Your task: Pictures do not belong in the copy; transcribe everything else in the records exactly.

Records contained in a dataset
[start]
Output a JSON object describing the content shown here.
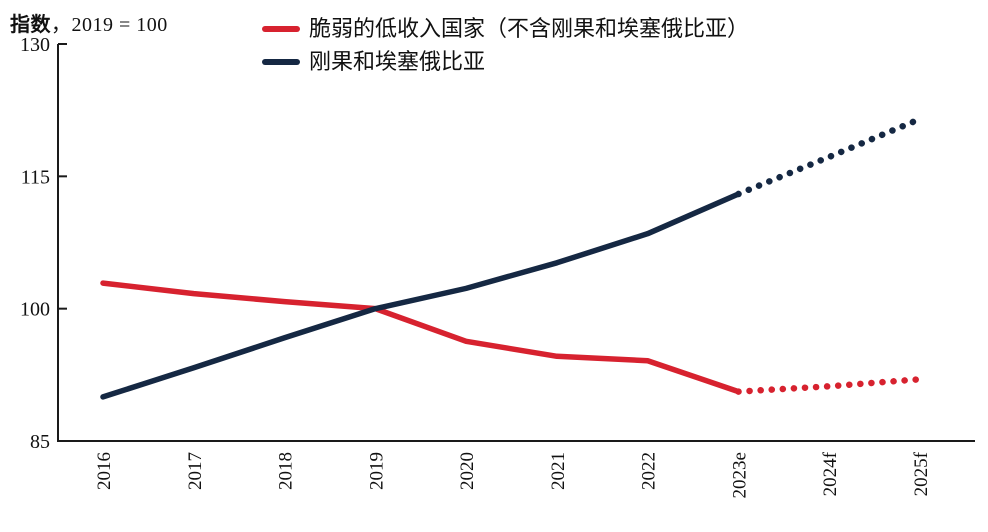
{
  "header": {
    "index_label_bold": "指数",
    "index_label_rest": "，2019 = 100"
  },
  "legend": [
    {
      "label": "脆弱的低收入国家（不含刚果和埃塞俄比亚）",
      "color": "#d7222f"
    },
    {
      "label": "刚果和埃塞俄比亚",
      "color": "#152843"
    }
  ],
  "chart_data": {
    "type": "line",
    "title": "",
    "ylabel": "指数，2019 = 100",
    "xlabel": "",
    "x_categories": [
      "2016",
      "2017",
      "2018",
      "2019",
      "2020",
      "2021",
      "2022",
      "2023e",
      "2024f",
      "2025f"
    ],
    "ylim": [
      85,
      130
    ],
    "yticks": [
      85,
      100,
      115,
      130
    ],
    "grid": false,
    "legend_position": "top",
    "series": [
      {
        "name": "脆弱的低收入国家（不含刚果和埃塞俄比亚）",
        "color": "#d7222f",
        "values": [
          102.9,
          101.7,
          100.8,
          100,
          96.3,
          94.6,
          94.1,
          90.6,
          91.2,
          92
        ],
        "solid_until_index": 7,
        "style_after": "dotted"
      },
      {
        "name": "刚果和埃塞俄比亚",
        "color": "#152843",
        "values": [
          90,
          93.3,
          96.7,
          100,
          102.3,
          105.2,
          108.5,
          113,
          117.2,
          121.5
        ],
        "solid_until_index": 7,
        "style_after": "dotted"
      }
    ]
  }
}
[end]
Full output:
Output a JSON object describing the content shown here.
{
  "header": {
    "index_label_bold": "指数",
    "index_label_rest": "，2019 = 100"
  },
  "legend": [
    {
      "label": "脆弱的低收入国家（不含刚果和埃塞俄比亚）",
      "color": "#d7222f"
    },
    {
      "label": "刚果和埃塞俄比亚",
      "color": "#152843"
    }
  ],
  "chart_data": {
    "type": "line",
    "title": "",
    "ylabel": "指数，2019 = 100",
    "xlabel": "",
    "x_categories": [
      "2016",
      "2017",
      "2018",
      "2019",
      "2020",
      "2021",
      "2022",
      "2023e",
      "2024f",
      "2025f"
    ],
    "ylim": [
      85,
      130
    ],
    "yticks": [
      85,
      100,
      115,
      130
    ],
    "grid": false,
    "legend_position": "top",
    "series": [
      {
        "name": "脆弱的低收入国家（不含刚果和埃塞俄比亚）",
        "color": "#d7222f",
        "values": [
          102.9,
          101.7,
          100.8,
          100,
          96.3,
          94.6,
          94.1,
          90.6,
          91.2,
          92
        ],
        "solid_until_index": 7,
        "style_after": "dotted"
      },
      {
        "name": "刚果和埃塞俄比亚",
        "color": "#152843",
        "values": [
          90,
          93.3,
          96.7,
          100,
          102.3,
          105.2,
          108.5,
          113,
          117.2,
          121.5
        ],
        "solid_until_index": 7,
        "style_after": "dotted"
      }
    ]
  }
}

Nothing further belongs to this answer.